■ Stated goal ■
Select every line holding the word "Beginner" and copy it.

Chart and figure data:
§ §

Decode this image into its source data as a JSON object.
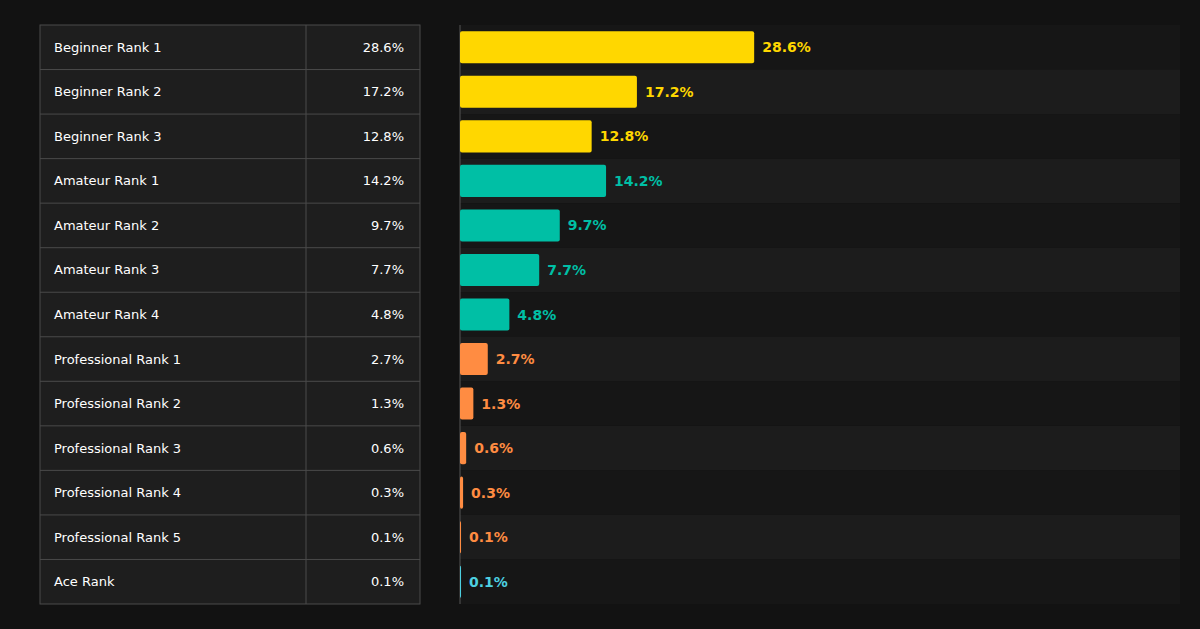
{
  "chart_data": {
    "type": "bar",
    "orientation": "horizontal",
    "categories": [
      "Beginner Rank 1",
      "Beginner Rank 2",
      "Beginner Rank 3",
      "Amateur Rank 1",
      "Amateur Rank 2",
      "Amateur Rank 3",
      "Amateur Rank 4",
      "Professional Rank 1",
      "Professional Rank 2",
      "Professional Rank 3",
      "Professional Rank 4",
      "Professional Rank 5",
      "Ace Rank"
    ],
    "values": [
      28.6,
      17.2,
      12.8,
      14.2,
      9.7,
      7.7,
      4.8,
      2.7,
      1.3,
      0.6,
      0.3,
      0.1,
      0.1
    ],
    "value_labels": [
      "28.6%",
      "17.2%",
      "12.8%",
      "14.2%",
      "9.7%",
      "7.7%",
      "4.8%",
      "2.7%",
      "1.3%",
      "0.6%",
      "0.3%",
      "0.1%",
      "0.1%"
    ],
    "colors": [
      "#FFD700",
      "#FFD700",
      "#FFD700",
      "#00BFA5",
      "#00BFA5",
      "#00BFA5",
      "#00BFA5",
      "#FF8C42",
      "#FF8C42",
      "#FF8C42",
      "#FF8C42",
      "#FF8C42",
      "#4DD0E1"
    ],
    "xlim": [
      0,
      70
    ],
    "data_labels": true,
    "tick_labels": false,
    "grid": false
  }
}
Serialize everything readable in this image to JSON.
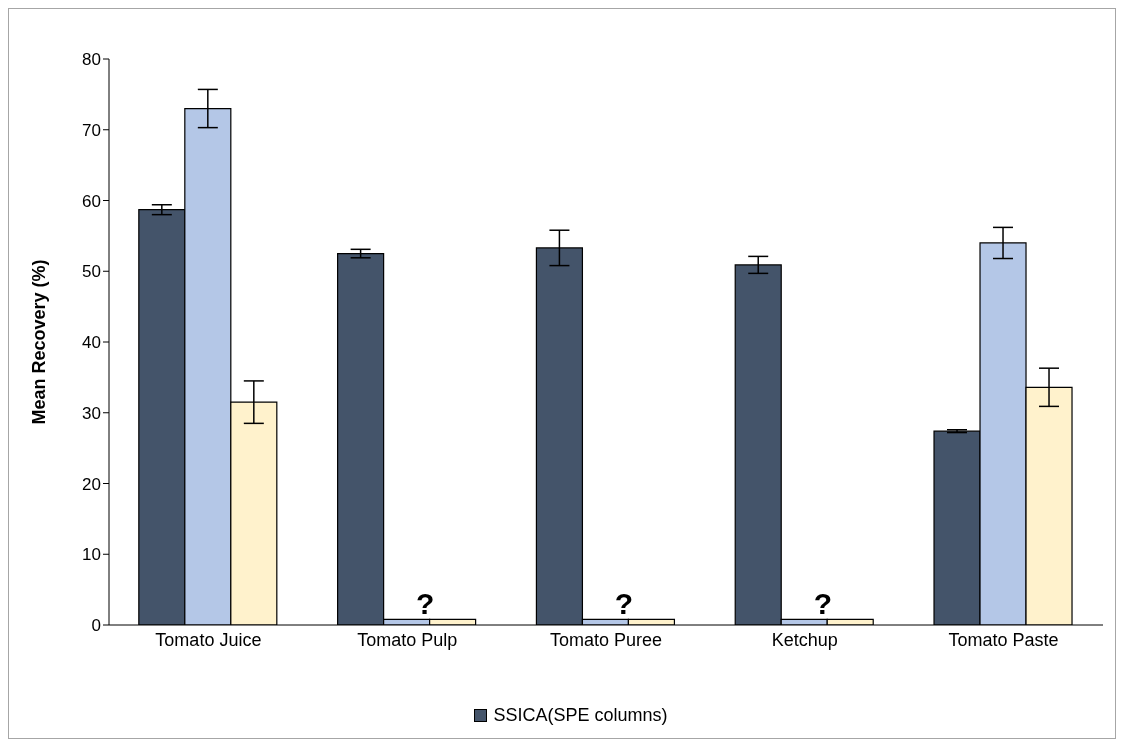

§ §

■ Worked answer ■
      "Beginner Rank 1",
      "Beginner Rank 2",
      "Beginner Rank 3",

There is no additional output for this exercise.